List each line of the data in which the string "name" appears.

####################

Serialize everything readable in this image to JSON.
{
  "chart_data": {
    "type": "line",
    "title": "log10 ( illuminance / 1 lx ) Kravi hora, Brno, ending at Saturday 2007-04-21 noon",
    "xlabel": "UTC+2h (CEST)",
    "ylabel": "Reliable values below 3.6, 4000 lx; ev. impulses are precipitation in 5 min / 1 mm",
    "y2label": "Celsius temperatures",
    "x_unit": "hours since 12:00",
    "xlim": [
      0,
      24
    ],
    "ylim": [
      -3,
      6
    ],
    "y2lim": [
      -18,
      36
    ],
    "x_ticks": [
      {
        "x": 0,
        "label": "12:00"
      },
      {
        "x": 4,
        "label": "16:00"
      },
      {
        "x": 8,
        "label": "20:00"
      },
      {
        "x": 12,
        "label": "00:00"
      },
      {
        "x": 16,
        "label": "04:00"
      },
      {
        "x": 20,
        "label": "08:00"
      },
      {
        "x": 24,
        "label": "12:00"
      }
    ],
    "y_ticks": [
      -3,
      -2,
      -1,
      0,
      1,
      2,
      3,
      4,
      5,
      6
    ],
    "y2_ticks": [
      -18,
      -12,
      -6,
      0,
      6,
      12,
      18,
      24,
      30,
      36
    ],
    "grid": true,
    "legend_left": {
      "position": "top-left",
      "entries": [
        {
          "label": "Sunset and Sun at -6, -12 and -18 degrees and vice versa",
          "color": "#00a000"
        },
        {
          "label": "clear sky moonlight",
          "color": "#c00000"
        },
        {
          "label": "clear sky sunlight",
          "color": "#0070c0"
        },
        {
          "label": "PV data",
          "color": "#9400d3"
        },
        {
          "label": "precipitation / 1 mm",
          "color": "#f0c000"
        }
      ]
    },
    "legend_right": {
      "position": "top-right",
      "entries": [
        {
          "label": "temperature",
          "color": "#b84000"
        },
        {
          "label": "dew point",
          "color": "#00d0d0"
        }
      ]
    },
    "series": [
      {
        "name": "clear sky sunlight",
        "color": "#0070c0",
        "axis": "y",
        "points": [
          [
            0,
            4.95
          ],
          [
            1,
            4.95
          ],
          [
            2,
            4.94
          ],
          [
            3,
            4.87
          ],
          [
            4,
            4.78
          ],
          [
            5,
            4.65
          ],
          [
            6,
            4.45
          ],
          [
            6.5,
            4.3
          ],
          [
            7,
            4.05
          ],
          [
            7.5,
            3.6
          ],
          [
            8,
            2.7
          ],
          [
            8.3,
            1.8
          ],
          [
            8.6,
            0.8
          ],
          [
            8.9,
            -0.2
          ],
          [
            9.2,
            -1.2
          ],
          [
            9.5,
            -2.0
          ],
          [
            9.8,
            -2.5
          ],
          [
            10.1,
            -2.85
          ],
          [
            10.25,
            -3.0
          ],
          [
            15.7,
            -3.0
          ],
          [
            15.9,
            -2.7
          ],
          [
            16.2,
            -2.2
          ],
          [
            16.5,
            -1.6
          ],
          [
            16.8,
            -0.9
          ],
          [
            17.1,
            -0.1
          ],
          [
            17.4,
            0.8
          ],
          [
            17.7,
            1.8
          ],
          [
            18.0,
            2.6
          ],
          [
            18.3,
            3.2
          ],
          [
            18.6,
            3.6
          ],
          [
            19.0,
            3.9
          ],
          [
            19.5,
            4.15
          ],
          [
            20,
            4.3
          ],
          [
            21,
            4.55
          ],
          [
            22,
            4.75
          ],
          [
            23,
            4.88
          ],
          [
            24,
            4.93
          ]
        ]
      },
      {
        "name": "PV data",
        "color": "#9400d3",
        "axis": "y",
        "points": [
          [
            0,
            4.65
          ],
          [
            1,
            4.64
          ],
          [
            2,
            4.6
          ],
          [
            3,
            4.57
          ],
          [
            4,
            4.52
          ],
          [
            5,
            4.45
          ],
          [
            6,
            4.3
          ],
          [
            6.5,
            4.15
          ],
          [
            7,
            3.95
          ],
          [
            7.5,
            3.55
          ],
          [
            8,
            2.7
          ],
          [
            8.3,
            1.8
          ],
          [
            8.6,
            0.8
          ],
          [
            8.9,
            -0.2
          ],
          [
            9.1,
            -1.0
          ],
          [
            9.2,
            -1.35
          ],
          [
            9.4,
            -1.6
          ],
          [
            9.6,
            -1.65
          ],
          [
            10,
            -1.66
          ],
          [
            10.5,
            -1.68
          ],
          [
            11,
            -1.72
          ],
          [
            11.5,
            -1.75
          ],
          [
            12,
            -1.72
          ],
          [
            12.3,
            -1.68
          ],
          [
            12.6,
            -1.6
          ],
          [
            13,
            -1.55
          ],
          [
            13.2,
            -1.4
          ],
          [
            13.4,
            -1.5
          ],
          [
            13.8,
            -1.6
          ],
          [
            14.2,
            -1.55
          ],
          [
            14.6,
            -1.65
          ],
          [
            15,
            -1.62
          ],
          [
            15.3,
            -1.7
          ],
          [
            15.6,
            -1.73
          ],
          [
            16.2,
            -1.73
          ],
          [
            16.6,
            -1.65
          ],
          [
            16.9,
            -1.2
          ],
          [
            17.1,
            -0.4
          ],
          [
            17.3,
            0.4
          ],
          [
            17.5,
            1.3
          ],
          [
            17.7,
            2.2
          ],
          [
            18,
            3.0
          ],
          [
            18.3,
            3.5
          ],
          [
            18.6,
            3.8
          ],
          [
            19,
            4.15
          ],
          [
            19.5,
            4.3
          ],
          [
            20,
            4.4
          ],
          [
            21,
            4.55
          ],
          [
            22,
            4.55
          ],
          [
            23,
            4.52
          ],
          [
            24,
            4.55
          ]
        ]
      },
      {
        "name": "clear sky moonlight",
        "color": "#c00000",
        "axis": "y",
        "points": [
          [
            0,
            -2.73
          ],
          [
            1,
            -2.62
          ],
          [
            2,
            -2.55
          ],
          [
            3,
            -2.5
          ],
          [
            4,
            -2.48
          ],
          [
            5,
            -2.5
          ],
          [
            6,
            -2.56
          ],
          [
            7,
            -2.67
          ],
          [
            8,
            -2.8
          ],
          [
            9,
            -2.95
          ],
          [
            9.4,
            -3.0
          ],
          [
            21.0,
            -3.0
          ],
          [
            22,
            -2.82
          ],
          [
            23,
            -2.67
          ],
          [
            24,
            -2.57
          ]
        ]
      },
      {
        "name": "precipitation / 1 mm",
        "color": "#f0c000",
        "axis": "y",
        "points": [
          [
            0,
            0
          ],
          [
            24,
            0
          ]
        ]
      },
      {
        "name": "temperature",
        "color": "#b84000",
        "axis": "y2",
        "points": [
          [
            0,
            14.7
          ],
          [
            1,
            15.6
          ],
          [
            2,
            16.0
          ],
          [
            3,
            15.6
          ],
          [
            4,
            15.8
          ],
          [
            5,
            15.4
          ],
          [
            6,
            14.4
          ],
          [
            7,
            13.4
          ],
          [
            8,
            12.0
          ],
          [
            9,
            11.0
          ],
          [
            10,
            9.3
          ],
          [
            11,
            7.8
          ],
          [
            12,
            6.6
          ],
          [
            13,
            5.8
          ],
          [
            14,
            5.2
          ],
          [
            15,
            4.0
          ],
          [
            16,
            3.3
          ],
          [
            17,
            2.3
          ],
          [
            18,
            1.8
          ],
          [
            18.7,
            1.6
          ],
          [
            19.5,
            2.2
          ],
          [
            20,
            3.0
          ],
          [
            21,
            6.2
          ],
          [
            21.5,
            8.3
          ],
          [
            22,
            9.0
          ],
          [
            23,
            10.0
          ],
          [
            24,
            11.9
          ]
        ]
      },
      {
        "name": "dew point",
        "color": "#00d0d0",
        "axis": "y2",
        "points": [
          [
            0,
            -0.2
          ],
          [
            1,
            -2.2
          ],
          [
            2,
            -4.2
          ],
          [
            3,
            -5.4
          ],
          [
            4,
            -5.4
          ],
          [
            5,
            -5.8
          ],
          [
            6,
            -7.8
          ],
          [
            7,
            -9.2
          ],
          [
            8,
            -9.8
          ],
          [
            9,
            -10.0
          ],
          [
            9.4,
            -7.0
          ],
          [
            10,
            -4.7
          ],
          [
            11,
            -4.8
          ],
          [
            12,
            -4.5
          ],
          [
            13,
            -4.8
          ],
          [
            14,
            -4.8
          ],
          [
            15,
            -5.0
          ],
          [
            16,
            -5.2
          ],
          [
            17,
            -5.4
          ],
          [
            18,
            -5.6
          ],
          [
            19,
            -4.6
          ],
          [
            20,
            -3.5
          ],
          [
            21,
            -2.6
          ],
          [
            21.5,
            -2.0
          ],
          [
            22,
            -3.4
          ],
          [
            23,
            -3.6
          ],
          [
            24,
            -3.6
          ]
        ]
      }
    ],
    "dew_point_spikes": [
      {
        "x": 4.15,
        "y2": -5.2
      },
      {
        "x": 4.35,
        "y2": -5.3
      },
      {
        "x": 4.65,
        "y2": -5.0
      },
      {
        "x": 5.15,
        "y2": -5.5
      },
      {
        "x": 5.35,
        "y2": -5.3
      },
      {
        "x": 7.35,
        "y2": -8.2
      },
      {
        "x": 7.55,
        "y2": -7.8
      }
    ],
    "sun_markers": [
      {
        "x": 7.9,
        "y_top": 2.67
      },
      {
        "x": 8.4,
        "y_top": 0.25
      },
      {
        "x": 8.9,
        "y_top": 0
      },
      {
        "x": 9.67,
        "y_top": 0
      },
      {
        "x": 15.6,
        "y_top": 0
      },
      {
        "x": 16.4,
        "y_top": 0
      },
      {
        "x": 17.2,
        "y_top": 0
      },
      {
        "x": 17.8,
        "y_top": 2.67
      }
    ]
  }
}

####################

**WRITTEN RESPONSE**
        "name": "clear sky sunlight",
        "name": "PV data",
        "name": "clear sky moonlight",
        "name": "precipitation / 1 mm",
        "name": "temperature",
        "name": "dew point",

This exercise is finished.